(Entries taken from a collection)
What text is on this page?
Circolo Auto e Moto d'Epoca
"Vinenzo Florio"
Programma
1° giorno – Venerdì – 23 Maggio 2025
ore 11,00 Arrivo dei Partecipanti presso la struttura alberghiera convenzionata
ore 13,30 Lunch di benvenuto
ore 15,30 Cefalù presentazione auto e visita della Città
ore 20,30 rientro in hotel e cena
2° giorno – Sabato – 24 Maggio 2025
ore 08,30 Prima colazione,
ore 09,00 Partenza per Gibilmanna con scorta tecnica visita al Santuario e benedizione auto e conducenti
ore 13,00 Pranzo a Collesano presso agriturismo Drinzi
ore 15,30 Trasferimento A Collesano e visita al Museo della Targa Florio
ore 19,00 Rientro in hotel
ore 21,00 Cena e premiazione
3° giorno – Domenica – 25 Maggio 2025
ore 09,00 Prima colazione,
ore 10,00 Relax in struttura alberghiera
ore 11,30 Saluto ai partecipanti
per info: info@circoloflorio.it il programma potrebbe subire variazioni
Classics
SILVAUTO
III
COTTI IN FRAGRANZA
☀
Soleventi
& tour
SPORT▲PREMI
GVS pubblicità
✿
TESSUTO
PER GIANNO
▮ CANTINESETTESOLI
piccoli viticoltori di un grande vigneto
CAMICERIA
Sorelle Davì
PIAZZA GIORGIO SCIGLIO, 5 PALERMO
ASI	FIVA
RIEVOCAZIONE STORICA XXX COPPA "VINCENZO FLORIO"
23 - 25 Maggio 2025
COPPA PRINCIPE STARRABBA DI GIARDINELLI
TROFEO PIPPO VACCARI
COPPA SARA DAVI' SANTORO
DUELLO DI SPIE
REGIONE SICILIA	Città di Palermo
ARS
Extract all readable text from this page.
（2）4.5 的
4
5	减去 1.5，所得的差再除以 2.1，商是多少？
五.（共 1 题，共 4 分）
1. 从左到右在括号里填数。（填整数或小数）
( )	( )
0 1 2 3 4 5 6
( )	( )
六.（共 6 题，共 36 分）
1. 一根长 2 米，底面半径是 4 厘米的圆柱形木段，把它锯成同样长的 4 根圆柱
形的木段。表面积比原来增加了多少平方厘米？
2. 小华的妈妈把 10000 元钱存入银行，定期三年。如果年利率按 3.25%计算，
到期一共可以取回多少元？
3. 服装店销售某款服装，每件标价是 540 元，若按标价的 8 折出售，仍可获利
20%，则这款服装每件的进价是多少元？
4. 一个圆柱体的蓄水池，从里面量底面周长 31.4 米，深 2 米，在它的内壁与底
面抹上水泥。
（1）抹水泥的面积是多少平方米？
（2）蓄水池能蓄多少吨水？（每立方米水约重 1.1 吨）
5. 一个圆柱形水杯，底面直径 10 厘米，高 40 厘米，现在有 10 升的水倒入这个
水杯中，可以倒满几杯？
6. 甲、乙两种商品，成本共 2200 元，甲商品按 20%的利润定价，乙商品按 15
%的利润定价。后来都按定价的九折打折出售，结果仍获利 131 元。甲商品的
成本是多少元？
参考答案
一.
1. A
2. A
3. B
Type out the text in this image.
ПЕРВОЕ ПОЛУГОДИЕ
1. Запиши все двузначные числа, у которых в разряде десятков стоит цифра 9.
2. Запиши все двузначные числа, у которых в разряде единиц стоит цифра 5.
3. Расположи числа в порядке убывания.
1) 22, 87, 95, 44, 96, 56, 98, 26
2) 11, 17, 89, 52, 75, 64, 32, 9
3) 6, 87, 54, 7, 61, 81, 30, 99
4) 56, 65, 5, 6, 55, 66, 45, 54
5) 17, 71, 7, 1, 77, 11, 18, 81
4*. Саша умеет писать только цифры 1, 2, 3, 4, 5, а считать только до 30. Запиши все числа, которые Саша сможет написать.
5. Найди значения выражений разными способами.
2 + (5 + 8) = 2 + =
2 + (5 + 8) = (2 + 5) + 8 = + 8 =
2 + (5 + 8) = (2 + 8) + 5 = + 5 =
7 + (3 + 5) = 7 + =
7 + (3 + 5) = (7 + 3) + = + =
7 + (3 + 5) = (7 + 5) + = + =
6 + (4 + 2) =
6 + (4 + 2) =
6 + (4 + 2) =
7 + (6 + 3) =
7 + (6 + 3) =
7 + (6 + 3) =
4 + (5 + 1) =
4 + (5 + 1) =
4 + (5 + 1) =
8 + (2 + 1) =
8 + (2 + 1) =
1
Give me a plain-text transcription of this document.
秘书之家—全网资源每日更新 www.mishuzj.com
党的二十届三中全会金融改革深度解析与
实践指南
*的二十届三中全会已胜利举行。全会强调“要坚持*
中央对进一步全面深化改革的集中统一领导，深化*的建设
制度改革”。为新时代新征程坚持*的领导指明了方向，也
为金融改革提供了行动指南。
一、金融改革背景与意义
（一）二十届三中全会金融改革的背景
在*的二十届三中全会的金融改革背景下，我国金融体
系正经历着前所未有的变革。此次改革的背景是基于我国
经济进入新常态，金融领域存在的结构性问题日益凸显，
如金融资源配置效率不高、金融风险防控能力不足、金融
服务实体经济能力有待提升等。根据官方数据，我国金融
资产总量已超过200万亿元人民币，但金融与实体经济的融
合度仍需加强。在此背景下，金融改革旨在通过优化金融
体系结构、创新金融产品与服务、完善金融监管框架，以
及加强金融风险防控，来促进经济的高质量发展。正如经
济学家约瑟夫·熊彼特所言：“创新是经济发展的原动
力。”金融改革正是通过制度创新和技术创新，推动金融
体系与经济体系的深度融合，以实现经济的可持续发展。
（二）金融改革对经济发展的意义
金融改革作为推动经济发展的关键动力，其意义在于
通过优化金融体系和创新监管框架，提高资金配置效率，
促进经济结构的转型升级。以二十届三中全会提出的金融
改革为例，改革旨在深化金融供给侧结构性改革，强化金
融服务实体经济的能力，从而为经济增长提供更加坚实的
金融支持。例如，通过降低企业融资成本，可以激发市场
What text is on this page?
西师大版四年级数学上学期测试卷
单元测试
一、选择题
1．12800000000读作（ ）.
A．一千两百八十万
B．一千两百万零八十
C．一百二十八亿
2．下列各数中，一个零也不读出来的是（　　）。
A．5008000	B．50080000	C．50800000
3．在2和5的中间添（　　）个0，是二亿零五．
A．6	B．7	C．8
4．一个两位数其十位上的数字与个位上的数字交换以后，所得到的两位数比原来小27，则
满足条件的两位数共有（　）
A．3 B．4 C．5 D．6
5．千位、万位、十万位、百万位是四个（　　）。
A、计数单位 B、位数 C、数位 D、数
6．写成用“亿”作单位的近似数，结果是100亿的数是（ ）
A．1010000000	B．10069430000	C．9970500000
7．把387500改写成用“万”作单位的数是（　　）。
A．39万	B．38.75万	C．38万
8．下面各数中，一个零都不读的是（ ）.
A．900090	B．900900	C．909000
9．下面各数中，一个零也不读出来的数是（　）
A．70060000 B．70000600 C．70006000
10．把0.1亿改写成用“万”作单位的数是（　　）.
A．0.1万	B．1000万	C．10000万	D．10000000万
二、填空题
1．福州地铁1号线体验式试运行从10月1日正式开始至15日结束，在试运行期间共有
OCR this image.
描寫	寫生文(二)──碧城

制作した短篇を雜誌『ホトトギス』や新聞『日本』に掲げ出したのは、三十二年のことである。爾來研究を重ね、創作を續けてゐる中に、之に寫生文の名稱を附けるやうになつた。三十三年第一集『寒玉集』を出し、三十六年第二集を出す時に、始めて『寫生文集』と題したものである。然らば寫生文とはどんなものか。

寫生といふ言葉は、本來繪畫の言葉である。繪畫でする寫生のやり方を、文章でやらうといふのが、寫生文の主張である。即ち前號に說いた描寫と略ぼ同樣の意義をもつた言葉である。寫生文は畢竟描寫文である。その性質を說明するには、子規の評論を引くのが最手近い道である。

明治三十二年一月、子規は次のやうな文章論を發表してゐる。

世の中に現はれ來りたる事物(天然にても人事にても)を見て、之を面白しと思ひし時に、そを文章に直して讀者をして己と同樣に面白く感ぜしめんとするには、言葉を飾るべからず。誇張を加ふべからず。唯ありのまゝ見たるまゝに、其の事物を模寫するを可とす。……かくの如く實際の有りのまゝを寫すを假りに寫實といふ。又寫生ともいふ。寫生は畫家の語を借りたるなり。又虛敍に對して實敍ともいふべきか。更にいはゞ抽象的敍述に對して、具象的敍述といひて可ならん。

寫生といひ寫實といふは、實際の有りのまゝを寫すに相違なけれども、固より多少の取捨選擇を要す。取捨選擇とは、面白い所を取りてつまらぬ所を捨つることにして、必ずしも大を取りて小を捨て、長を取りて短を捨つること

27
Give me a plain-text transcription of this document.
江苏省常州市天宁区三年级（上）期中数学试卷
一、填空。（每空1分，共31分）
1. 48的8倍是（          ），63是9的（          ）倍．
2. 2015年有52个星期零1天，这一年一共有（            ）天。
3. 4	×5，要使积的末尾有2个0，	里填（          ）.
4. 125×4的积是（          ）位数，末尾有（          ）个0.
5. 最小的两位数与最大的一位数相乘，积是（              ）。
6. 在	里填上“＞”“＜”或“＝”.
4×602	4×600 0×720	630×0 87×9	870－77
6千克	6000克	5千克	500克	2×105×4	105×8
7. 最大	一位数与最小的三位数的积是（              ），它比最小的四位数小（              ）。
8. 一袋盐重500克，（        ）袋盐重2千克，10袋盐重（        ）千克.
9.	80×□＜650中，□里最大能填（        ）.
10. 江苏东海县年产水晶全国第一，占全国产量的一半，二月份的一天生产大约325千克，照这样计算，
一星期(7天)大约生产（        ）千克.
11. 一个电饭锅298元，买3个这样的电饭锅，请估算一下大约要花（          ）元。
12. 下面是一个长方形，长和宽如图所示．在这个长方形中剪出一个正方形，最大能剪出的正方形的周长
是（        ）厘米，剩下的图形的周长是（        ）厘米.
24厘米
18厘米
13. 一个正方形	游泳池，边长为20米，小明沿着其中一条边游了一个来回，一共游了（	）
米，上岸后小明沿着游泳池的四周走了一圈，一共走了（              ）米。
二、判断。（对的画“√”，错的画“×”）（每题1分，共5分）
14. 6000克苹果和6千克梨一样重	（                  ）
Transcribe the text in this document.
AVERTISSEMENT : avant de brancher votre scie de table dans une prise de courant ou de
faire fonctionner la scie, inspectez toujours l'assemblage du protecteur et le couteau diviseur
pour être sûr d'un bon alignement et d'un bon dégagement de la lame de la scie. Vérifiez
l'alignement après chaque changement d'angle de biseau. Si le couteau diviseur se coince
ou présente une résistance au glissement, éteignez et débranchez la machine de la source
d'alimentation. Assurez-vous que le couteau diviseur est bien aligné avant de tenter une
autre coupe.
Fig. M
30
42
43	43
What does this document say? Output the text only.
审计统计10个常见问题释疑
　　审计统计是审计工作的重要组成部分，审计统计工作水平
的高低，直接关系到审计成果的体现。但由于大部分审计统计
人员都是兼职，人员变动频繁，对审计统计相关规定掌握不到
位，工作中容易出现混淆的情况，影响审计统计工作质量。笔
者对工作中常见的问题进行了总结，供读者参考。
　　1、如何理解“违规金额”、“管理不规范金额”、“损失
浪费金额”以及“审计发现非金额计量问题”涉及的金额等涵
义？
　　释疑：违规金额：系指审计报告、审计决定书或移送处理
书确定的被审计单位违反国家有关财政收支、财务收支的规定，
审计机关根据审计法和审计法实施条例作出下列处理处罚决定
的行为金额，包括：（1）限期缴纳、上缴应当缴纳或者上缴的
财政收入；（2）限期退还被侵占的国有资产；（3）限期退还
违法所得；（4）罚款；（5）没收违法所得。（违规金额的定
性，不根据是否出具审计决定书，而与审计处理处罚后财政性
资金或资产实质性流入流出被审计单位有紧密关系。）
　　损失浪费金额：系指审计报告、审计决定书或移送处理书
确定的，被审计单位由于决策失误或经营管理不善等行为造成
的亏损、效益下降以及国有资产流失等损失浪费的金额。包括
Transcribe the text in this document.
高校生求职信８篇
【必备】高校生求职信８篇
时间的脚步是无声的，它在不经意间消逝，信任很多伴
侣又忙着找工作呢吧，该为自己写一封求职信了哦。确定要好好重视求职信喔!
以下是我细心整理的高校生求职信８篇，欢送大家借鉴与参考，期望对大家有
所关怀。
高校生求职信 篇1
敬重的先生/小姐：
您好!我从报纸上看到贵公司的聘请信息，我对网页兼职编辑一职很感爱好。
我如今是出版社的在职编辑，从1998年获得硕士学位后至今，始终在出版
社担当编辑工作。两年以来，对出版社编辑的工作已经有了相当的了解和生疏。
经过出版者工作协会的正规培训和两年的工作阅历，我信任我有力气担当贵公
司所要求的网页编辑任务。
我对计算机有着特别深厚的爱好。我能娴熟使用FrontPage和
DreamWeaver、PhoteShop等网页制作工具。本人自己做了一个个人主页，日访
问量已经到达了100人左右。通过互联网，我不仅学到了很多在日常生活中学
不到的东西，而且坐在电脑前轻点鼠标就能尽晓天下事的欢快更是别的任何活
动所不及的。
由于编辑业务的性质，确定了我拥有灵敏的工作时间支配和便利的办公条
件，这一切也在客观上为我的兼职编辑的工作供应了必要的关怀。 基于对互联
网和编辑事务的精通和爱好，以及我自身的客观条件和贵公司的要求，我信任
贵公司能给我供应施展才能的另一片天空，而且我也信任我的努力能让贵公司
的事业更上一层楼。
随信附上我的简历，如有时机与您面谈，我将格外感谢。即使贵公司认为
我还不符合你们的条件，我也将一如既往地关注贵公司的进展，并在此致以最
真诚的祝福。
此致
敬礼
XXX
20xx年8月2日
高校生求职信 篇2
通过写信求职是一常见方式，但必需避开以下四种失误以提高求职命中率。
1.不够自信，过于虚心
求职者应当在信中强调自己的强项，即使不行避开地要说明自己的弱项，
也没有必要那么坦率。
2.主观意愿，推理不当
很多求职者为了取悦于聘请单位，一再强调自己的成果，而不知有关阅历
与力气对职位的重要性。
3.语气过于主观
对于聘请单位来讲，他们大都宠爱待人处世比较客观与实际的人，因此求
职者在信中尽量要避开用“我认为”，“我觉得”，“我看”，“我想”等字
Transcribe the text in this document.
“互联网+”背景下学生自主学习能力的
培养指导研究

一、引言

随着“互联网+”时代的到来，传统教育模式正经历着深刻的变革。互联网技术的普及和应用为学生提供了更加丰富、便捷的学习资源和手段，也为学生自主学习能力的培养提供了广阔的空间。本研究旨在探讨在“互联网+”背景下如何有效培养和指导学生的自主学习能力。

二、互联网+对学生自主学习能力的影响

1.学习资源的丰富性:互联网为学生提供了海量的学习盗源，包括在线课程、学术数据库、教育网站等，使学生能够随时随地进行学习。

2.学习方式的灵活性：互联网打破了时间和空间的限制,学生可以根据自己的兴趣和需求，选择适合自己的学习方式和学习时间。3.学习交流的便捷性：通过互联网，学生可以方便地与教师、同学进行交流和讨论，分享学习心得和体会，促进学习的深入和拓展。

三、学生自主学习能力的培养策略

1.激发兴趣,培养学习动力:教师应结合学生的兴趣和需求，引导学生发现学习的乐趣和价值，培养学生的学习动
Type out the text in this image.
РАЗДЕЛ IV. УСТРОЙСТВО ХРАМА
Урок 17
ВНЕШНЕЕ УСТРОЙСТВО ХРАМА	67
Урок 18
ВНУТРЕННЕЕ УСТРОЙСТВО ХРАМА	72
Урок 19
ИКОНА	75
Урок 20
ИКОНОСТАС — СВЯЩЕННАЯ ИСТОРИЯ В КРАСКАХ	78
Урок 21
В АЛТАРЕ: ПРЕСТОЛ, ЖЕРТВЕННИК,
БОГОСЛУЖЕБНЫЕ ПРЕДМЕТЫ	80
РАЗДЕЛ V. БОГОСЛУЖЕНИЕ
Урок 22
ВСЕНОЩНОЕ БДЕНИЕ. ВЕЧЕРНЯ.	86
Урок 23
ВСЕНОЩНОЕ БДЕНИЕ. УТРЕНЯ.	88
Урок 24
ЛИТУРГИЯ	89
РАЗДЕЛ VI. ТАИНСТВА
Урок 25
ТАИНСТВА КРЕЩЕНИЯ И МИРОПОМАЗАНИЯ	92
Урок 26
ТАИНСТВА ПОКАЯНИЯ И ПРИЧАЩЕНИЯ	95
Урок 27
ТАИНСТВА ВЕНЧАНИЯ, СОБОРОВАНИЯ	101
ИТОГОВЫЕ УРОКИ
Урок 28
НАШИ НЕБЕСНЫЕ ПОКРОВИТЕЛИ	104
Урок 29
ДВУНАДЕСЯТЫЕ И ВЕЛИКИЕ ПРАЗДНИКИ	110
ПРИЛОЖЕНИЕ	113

§ REQUIRED WORK
Gather up, from the records above, each line where the word "visita" appears.

§ FINAL RESULT
ore 15,30 Cefalù presentazione auto e visita della Città
ore 09,00 Partenza per Gibilmanna con scorta tecnica visita al Santuario e benedizione auto e conducenti
ore 15,30 Trasferimento A Collesano e visita al Museo della Targa Florio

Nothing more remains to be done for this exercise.